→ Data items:
═══

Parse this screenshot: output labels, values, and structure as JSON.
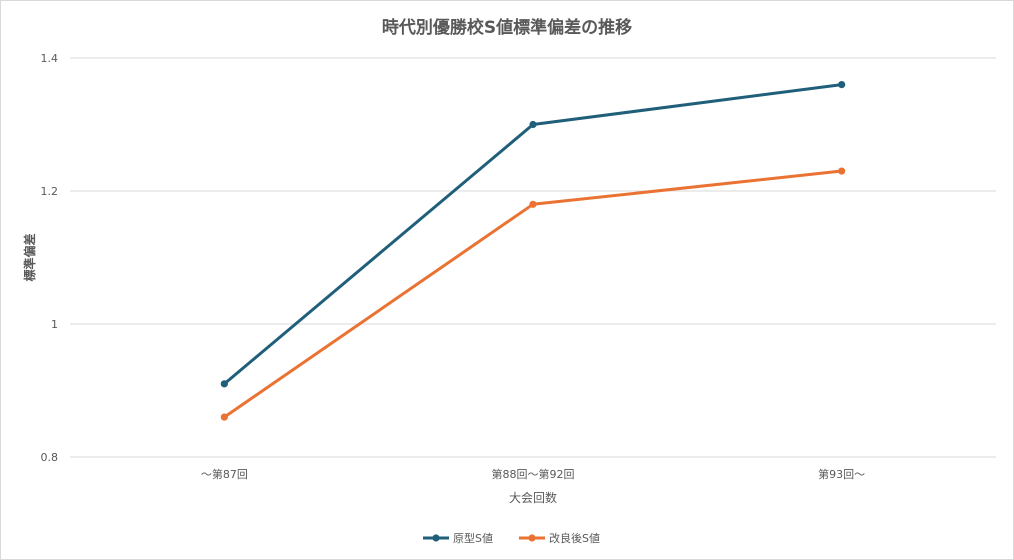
{
  "chart_data": {
    "type": "line",
    "title": "時代別優勝校S値標準偏差の推移",
    "xlabel": "大会回数",
    "ylabel": "標準偏差",
    "categories": [
      "～第87回",
      "第88回～第92回",
      "第93回～"
    ],
    "ylim": [
      0.8,
      1.4
    ],
    "yticks": [
      0.8,
      1,
      1.2,
      1.4
    ],
    "ytick_labels": [
      "0.8",
      "1",
      "1.2",
      "1.4"
    ],
    "grid": true,
    "legend_position": "bottom",
    "series": [
      {
        "name": "原型S値",
        "color": "#1f5f7a",
        "values": [
          0.91,
          1.3,
          1.36
        ]
      },
      {
        "name": "改良後S値",
        "color": "#ea7233",
        "values": [
          0.86,
          1.18,
          1.23
        ]
      }
    ]
  }
}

═══

Your task is to repeat the data above exactly while excluding the pictures.

Parse this screenshot: output labels, values, and structure as JSON.
{
  "chart_data": {
    "type": "line",
    "title": "時代別優勝校S値標準偏差の推移",
    "xlabel": "大会回数",
    "ylabel": "標準偏差",
    "categories": [
      "～第87回",
      "第88回～第92回",
      "第93回～"
    ],
    "ylim": [
      0.8,
      1.4
    ],
    "yticks": [
      0.8,
      1,
      1.2,
      1.4
    ],
    "ytick_labels": [
      "0.8",
      "1",
      "1.2",
      "1.4"
    ],
    "grid": true,
    "legend_position": "bottom",
    "series": [
      {
        "name": "原型S値",
        "color": "#1f5f7a",
        "values": [
          0.91,
          1.3,
          1.36
        ]
      },
      {
        "name": "改良後S値",
        "color": "#ea7233",
        "values": [
          0.86,
          1.18,
          1.23
        ]
      }
    ]
  }
}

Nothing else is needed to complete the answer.